<<<<

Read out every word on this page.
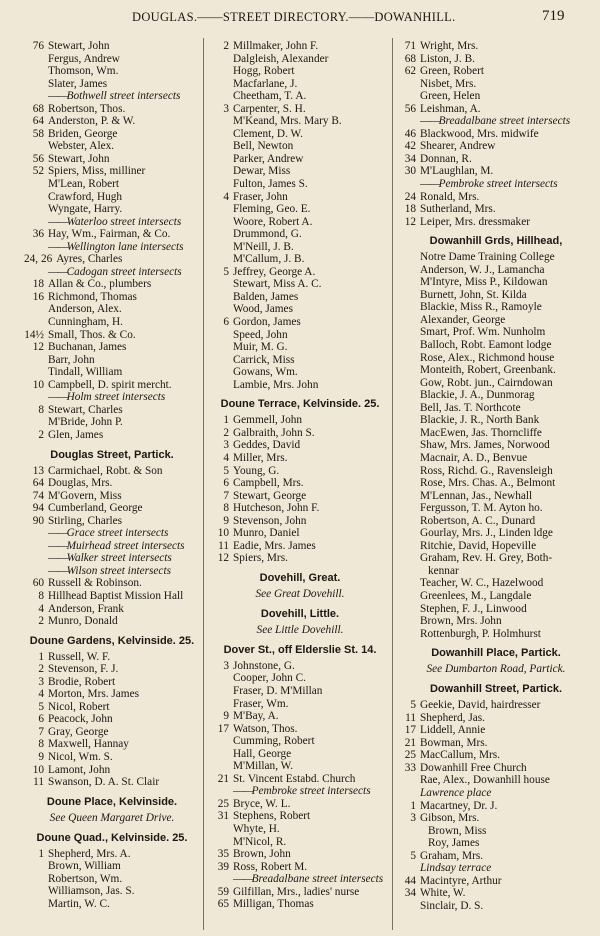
DOUGLAS.——STREET DIRECTORY.——DOWANHILL.	719
76 Stewart, John
Fergus, Andrew
Thomson, Wm.
Slater, James
—— Bothwell street intersects
68 Robertson, Thos.
64 Anderston, P. & W.
58 Briden, George
Webster, Alex.
56 Stewart, John
52 Spiers, Miss, milliner
M'Lean, Robert
Crawford, Hugh
Wyngate, Harry.
—— Waterloo street intersects
36 Hay, Wm., Fairman, & Co.
—— Wellington lane intersects
24, 26 Ayres, Charles
—— Cadogan street intersects
18 Allan & Co., plumbers
16 Richmond, Thomas
Anderson, Alex.
Cunningham, H.
14½ Small, Thos. & Co.
12 Buchanan, James
Barr, John
Tindall, William
10 Campbell, D. spirit mercht.
—— Holm street intersects
8 Stewart, Charles
M'Bride, John P.
2 Glen, James
Douglas Street, Partick.
13 Carmichael, Robt. & Son
64 Douglas, Mrs.
74 M'Govern, Miss
94 Cumberland, George
90 Stirling, Charles
—— Grace street intersects
—— Muirhead street intersects
—— Walker street intersects
—— Wilson street intersects
60 Russell & Robinson.
8 Hillhead Baptist Mission Hall
4 Anderson, Frank
2 Munro, Donald
Doune Gardens, Kelvinside. 25.
1 Russell, W. F.
2 Stevenson, F. J.
3 Brodie, Robert
4 Morton, Mrs. James
5 Nicol, Robert
6 Peacock, John
7 Gray, George
8 Maxwell, Hannay
9 Nicol, Wm. S.
10 Lamont, John
11 Swanson, D. A. St. Clair
Doune Place, Kelvinside.
See Queen Margaret Drive.
Doune Quad., Kelvinside. 25.
1 Shepherd, Mrs. A.
Brown, William
Robertson, Wm.
Williamson, Jas. S.
Martin, W. C.
2 Millmaker, John F.
Dalgleish, Alexander
Hogg, Robert
Macfarlane, J.
Cheetham, T. A.
3 Carpenter, S. H.
M'Keand, Mrs. Mary B.
Clement, D. W.
Bell, Newton
Parker, Andrew
Dewar, Miss
Fulton, James S.
4 Fraser, John
Fleming, Geo. E.
Woore, Robert A.
Drummond, G.
M'Neill, J. B.
M'Callum, J. B.
5 Jeffrey, George A.
Stewart, Miss A. C.
Balden, James
Wood, James
6 Gordon, James
Speed, John
Muir, M. G.
Carrick, Miss
Gowans, Wm.
Lambie, Mrs. John
Doune Terrace, Kelvinside. 25.
1 Gemmell, John
2 Galbraith, John S.
3 Geddes, David
4 Miller, Mrs.
5 Young, G.
6 Campbell, Mrs.
7 Stewart, George
8 Hutcheson, John F.
9 Stevenson, John
10 Munro, Daniel
11 Eadie, Mrs. James
12 Spiers, Mrs.
Dovehill, Great.
See Great Dovehill.
Dovehill, Little.
See Little Dovehill.
Dover St., off Elderslie St. 14.
3 Johnstone, G.
Cooper, John C.
Fraser, D. M'Millan
Fraser, Wm.
9 M'Bay, A.
17 Watson, Thos.
Cumming, Robert
Hall, George
M'Millan, W.
21 St. Vincent Estabd. Church
—— Pembroke street intersects
25 Bryce, W. L.
31 Stephens, Robert
Whyte, H.
M'Nicol, R.
35 Brown, John
39 Ross, Robert M.
—— Breadalbane street intersects
59 Gilfillan, Mrs., ladies' nurse
65 Milligan, Thomas
71 Wright, Mrs.
68 Liston, J. B.
62 Green, Robert
Nisbet, Mrs.
Green, Helen
56 Leishman, A.
—— Breadalbane street intersects
46 Blackwood, Mrs. midwife
42 Shearer, Andrew
34 Donnan, R.
30 M'Laughlan, M.
—— Pembroke street intersects
24 Ronald, Mrs.
18 Sutherland, Mrs.
12 Leiper, Mrs. dressmaker
Dowanhill Grds, Hillhead,
Notre Dame Training College
Anderson, W. J., Lamancha
M'Intyre, Miss P., Kildowan
Burnett, John, St. Kilda
Blackie, Miss R., Ramoyle
Alexander, George
Smart, Prof. Wm. Nunholm
Balloch, Robt. Eamont lodge
Rose, Alex., Richmond house
Monteith, Robert, Greenbank.
Gow, Robt. jun., Cairndowan
Blackie, J. A., Dunmorag
Bell, Jas. T. Northcote
Blackie, J. R., North Bank
MacEwen, Jas. Thorncliffe
Shaw, Mrs. James, Norwood
Macnair, A. D., Benvue
Ross, Richd. G., Ravensleigh
Rose, Mrs. Chas. A., Belmont
M'Lennan, Jas., Newhall
Fergusson, T. M. Ayton ho.
Robertson, A. C., Dunard
Gourlay, Mrs. J., Linden ldge
Ritchie, David, Hopeville
Graham, Rev. H. Grey, Both-
kennar
Teacher, W. C., Hazelwood
Greenlees, M., Langdale
Stephen, F. J., Linwood
Brown, Mrs. John
Rottenburgh, P. Holmhurst
Dowanhill Place, Partick.
See Dumbarton Road, Partick.
Dowanhill Street, Partick.
5 Geekie, David, hairdresser
11 Shepherd, Jas.
17 Liddell, Annie
21 Bowman, Mrs.
25 MacCallum, Mrs.
33 Dowanhill Free Church
Rae, Alex., Dowanhill house
Lawrence place
1 Macartney, Dr. J.
3 Gibson, Mrs.
Brown, Miss
Roy, James
5 Graham, Mrs.
Lindsay terrace
44 Macintyre, Arthur
34 White, W.
Sinclair, D. S.
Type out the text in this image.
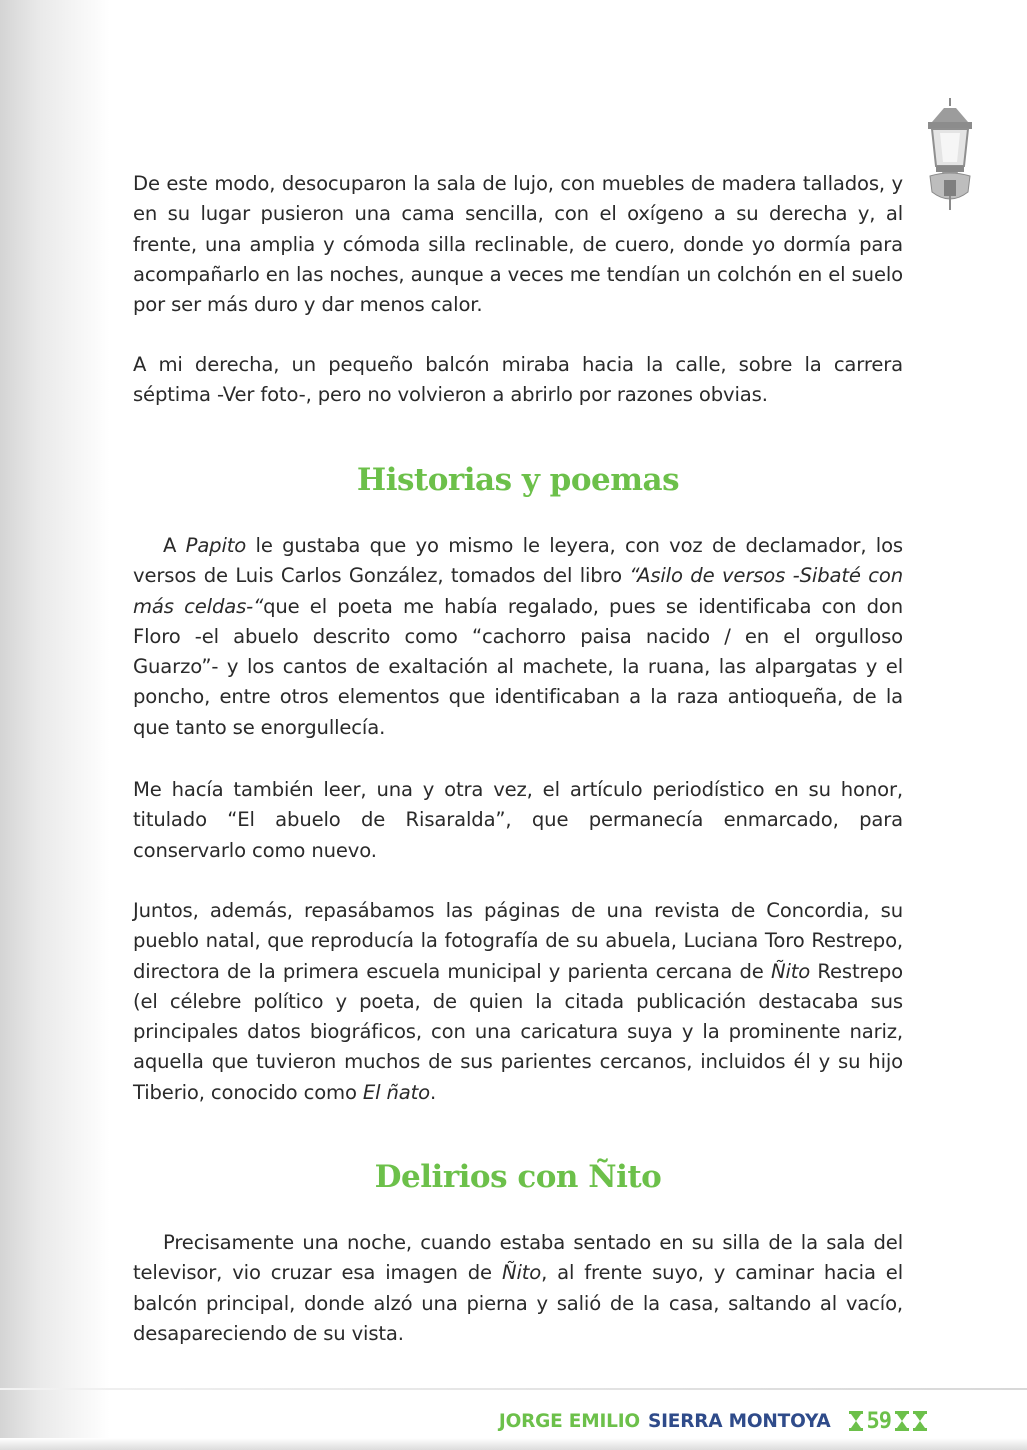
De este modo, desocuparon la sala de lujo, con muebles de madera tallados, y en su lugar pusieron una cama sencilla, con el oxígeno a su derecha y, al frente, una amplia y cómoda silla reclinable, de cuero, donde yo dormía para acompañarlo en las noches, aunque a veces me tendían un colchón en el suelo por ser más duro y dar menos calor.

A mi derecha, un pequeño balcón miraba hacia la calle, sobre la carrera séptima -Ver foto-, pero no volvieron a abrirlo por razones obvias.

Historias y poemas

A Papito le gustaba que yo mismo le leyera, con voz de declamador, los versos de Luis Carlos González, tomados del libro “Asilo de versos -Sibaté con más celdas-“que el poeta me había regalado, pues se identificaba con don Floro -el abuelo descrito como “cachorro paisa nacido / en el orgulloso Guarzo”- y los cantos de exaltación al machete, la ruana, las alpargatas y el poncho, entre otros elementos que identificaban a la raza antioqueña, de la que tanto se enorgullecía.

Me hacía también leer, una y otra vez, el artículo periodístico en su honor, titulado “El abuelo de Risaralda”, que permanecía enmarcado, para conservarlo como nuevo.

Juntos, además, repasábamos las páginas de una revista de Concordia, su pueblo natal, que reproducía la fotografía de su abuela, Luciana Toro Restrepo, directora de la primera escuela municipal y parienta cercana de Ñito Restrepo (el célebre político y poeta, de quien la citada publicación destacaba sus principales datos biográficos, con una caricatura suya y la prominente nariz, aquella que tuvieron muchos de sus parientes cercanos, incluidos él y su hijo Tiberio, conocido como El ñato.

Delirios con Ñito

Precisamente una noche, cuando estaba sentado en su silla de la sala del televisor, vio cruzar esa imagen de Ñito, al frente suyo, y caminar hacia el balcón principal, donde alzó una pierna y salió de la casa, saltando al vacío, desapareciendo de su vista.

JORGE EMILIO SIERRA MONTOYA 59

>>>>

* **Given instruction**: Make an exact copy of all entries above, dropping the images.

* **Answer to the task**:
Read out every word on this page.
DOUGLAS.——STREET DIRECTORY.——DOWANHILL.	719
76 Stewart, John
Fergus, Andrew
Thomson, Wm.
Slater, James
—— Bothwell street intersects
68 Robertson, Thos.
64 Anderston, P. & W.
58 Briden, George
Webster, Alex.
56 Stewart, John
52 Spiers, Miss, milliner
M'Lean, Robert
Crawford, Hugh
Wyngate, Harry.
—— Waterloo street intersects
36 Hay, Wm., Fairman, & Co.
—— Wellington lane intersects
24, 26 Ayres, Charles
—— Cadogan street intersects
18 Allan & Co., plumbers
16 Richmond, Thomas
Anderson, Alex.
Cunningham, H.
14½ Small, Thos. & Co.
12 Buchanan, James
Barr, John
Tindall, William
10 Campbell, D. spirit mercht.
—— Holm street intersects
8 Stewart, Charles
M'Bride, John P.
2 Glen, James
Douglas Street, Partick.
13 Carmichael, Robt. & Son
64 Douglas, Mrs.
74 M'Govern, Miss
94 Cumberland, George
90 Stirling, Charles
—— Grace street intersects
—— Muirhead street intersects
—— Walker street intersects
—— Wilson street intersects
60 Russell & Robinson.
8 Hillhead Baptist Mission Hall
4 Anderson, Frank
2 Munro, Donald
Doune Gardens, Kelvinside. 25.
1 Russell, W. F.
2 Stevenson, F. J.
3 Brodie, Robert
4 Morton, Mrs. James
5 Nicol, Robert
6 Peacock, John
7 Gray, George
8 Maxwell, Hannay
9 Nicol, Wm. S.
10 Lamont, John
11 Swanson, D. A. St. Clair
Doune Place, Kelvinside.
See Queen Margaret Drive.
Doune Quad., Kelvinside. 25.
1 Shepherd, Mrs. A.
Brown, William
Robertson, Wm.
Williamson, Jas. S.
Martin, W. C.
2 Millmaker, John F.
Dalgleish, Alexander
Hogg, Robert
Macfarlane, J.
Cheetham, T. A.
3 Carpenter, S. H.
M'Keand, Mrs. Mary B.
Clement, D. W.
Bell, Newton
Parker, Andrew
Dewar, Miss
Fulton, James S.
4 Fraser, John
Fleming, Geo. E.
Woore, Robert A.
Drummond, G.
M'Neill, J. B.
M'Callum, J. B.
5 Jeffrey, George A.
Stewart, Miss A. C.
Balden, James
Wood, James
6 Gordon, James
Speed, John
Muir, M. G.
Carrick, Miss
Gowans, Wm.
Lambie, Mrs. John
Doune Terrace, Kelvinside. 25.
1 Gemmell, John
2 Galbraith, John S.
3 Geddes, David
4 Miller, Mrs.
5 Young, G.
6 Campbell, Mrs.
7 Stewart, George
8 Hutcheson, John F.
9 Stevenson, John
10 Munro, Daniel
11 Eadie, Mrs. James
12 Spiers, Mrs.
Dovehill, Great.
See Great Dovehill.
Dovehill, Little.
See Little Dovehill.
Dover St., off Elderslie St. 14.
3 Johnstone, G.
Cooper, John C.
Fraser, D. M'Millan
Fraser, Wm.
9 M'Bay, A.
17 Watson, Thos.
Cumming, Robert
Hall, George
M'Millan, W.
21 St. Vincent Estabd. Church
—— Pembroke street intersects
25 Bryce, W. L.
31 Stephens, Robert
Whyte, H.
M'Nicol, R.
35 Brown, John
39 Ross, Robert M.
—— Breadalbane street intersects
59 Gilfillan, Mrs., ladies' nurse
65 Milligan, Thomas
71 Wright, Mrs.
68 Liston, J. B.
62 Green, Robert
Nisbet, Mrs.
Green, Helen
56 Leishman, A.
—— Breadalbane street intersects
46 Blackwood, Mrs. midwife
42 Shearer, Andrew
34 Donnan, R.
30 M'Laughlan, M.
—— Pembroke street intersects
24 Ronald, Mrs.
18 Sutherland, Mrs.
12 Leiper, Mrs. dressmaker
Dowanhill Grds, Hillhead,
Notre Dame Training College
Anderson, W. J., Lamancha
M'Intyre, Miss P., Kildowan
Burnett, John, St. Kilda
Blackie, Miss R., Ramoyle
Alexander, George
Smart, Prof. Wm. Nunholm
Balloch, Robt. Eamont lodge
Rose, Alex., Richmond house
Monteith, Robert, Greenbank.
Gow, Robt. jun., Cairndowan
Blackie, J. A., Dunmorag
Bell, Jas. T. Northcote
Blackie, J. R., North Bank
MacEwen, Jas. Thorncliffe
Shaw, Mrs. James, Norwood
Macnair, A. D., Benvue
Ross, Richd. G., Ravensleigh
Rose, Mrs. Chas. A., Belmont
M'Lennan, Jas., Newhall
Fergusson, T. M. Ayton ho.
Robertson, A. C., Dunard
Gourlay, Mrs. J., Linden ldge
Ritchie, David, Hopeville
Graham, Rev. H. Grey, Both-
kennar
Teacher, W. C., Hazelwood
Greenlees, M., Langdale
Stephen, F. J., Linwood
Brown, Mrs. John
Rottenburgh, P. Holmhurst
Dowanhill Place, Partick.
See Dumbarton Road, Partick.
Dowanhill Street, Partick.
5 Geekie, David, hairdresser
11 Shepherd, Jas.
17 Liddell, Annie
21 Bowman, Mrs.
25 MacCallum, Mrs.
33 Dowanhill Free Church
Rae, Alex., Dowanhill house
Lawrence place
1 Macartney, Dr. J.
3 Gibson, Mrs.
Brown, Miss
Roy, James
5 Graham, Mrs.
Lindsay terrace
44 Macintyre, Arthur
34 White, W.
Sinclair, D. S.
Type out the text in this image.
De este modo, desocuparon la sala de lujo, con muebles de madera tallados, y en su lugar pusieron una cama sencilla, con el oxígeno a su derecha y, al frente, una amplia y cómoda silla reclinable, de cuero, donde yo dormía para acompañarlo en las noches, aunque a veces me tendían un colchón en el suelo por ser más duro y dar menos calor.

A mi derecha, un pequeño balcón miraba hacia la calle, sobre la carrera séptima -Ver foto-, pero no volvieron a abrirlo por razones obvias.

Historias y poemas

A Papito le gustaba que yo mismo le leyera, con voz de declamador, los versos de Luis Carlos González, tomados del libro “Asilo de versos -Sibaté con más celdas-“que el poeta me había regalado, pues se identificaba con don Floro -el abuelo descrito como “cachorro paisa nacido / en el orgulloso Guarzo”- y los cantos de exaltación al machete, la ruana, las alpargatas y el poncho, entre otros elementos que identificaban a la raza antioqueña, de la que tanto se enorgullecía.

Me hacía también leer, una y otra vez, el artículo periodístico en su honor, titulado “El abuelo de Risaralda”, que permanecía enmarcado, para conservarlo como nuevo.

Juntos, además, repasábamos las páginas de una revista de Concordia, su pueblo natal, que reproducía la fotografía de su abuela, Luciana Toro Restrepo, directora de la primera escuela municipal y parienta cercana de Ñito Restrepo (el célebre político y poeta, de quien la citada publicación destacaba sus principales datos biográficos, con una caricatura suya y la prominente nariz, aquella que tuvieron muchos de sus parientes cercanos, incluidos él y su hijo Tiberio, conocido como El ñato.

Delirios con Ñito

Precisamente una noche, cuando estaba sentado en su silla de la sala del televisor, vio cruzar esa imagen de Ñito, al frente suyo, y caminar hacia el balcón principal, donde alzó una pierna y salió de la casa, saltando al vacío, desapareciendo de su vista.

JORGE EMILIO SIERRA MONTOYA 59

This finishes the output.